• _TASK DETAILS_
Transcribe every line of the records verbatim.

• _DATA RECORDS_

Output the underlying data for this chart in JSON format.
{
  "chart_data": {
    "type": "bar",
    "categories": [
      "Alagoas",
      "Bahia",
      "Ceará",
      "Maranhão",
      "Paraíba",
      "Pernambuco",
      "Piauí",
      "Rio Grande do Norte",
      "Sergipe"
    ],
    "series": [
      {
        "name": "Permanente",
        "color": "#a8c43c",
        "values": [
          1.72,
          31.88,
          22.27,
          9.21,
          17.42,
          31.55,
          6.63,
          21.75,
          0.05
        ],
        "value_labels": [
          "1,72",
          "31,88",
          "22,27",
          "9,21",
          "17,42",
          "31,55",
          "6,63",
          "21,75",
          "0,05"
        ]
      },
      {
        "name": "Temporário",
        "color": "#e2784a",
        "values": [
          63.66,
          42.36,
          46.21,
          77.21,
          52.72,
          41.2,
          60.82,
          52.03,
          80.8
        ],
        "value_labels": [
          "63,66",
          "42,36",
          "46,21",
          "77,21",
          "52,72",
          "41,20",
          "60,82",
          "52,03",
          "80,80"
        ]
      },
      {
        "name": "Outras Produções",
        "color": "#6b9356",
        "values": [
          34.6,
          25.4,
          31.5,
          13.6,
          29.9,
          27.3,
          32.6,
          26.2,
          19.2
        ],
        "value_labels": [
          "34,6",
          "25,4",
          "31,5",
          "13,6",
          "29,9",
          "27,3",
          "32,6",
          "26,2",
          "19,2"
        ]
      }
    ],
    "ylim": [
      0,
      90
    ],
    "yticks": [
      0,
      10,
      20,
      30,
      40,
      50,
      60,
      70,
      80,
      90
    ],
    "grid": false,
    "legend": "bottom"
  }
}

• _TASK RESULT_
Output the underlying data for this chart in JSON format.
{
  "chart_data": {
    "type": "bar",
    "categories": [
      "Alagoas",
      "Bahia",
      "Ceará",
      "Maranhão",
      "Paraíba",
      "Pernambuco",
      "Piauí",
      "Rio Grande do Norte",
      "Sergipe"
    ],
    "series": [
      {
        "name": "Permanente",
        "color": "#a8c43c",
        "values": [
          1.72,
          31.88,
          22.27,
          9.21,
          17.42,
          31.55,
          6.63,
          21.75,
          0.05
        ],
        "value_labels": [
          "1,72",
          "31,88",
          "22,27",
          "9,21",
          "17,42",
          "31,55",
          "6,63",
          "21,75",
          "0,05"
        ]
      },
      {
        "name": "Temporário",
        "color": "#e2784a",
        "values": [
          63.66,
          42.36,
          46.21,
          77.21,
          52.72,
          41.2,
          60.82,
          52.03,
          80.8
        ],
        "value_labels": [
          "63,66",
          "42,36",
          "46,21",
          "77,21",
          "52,72",
          "41,20",
          "60,82",
          "52,03",
          "80,80"
        ]
      },
      {
        "name": "Outras Produções",
        "color": "#6b9356",
        "values": [
          34.6,
          25.4,
          31.5,
          13.6,
          29.9,
          27.3,
          32.6,
          26.2,
          19.2
        ],
        "value_labels": [
          "34,6",
          "25,4",
          "31,5",
          "13,6",
          "29,9",
          "27,3",
          "32,6",
          "26,2",
          "19,2"
        ]
      }
    ],
    "ylim": [
      0,
      90
    ],
    "yticks": [
      0,
      10,
      20,
      30,
      40,
      50,
      60,
      70,
      80,
      90
    ],
    "grid": false,
    "legend": "bottom"
  }
}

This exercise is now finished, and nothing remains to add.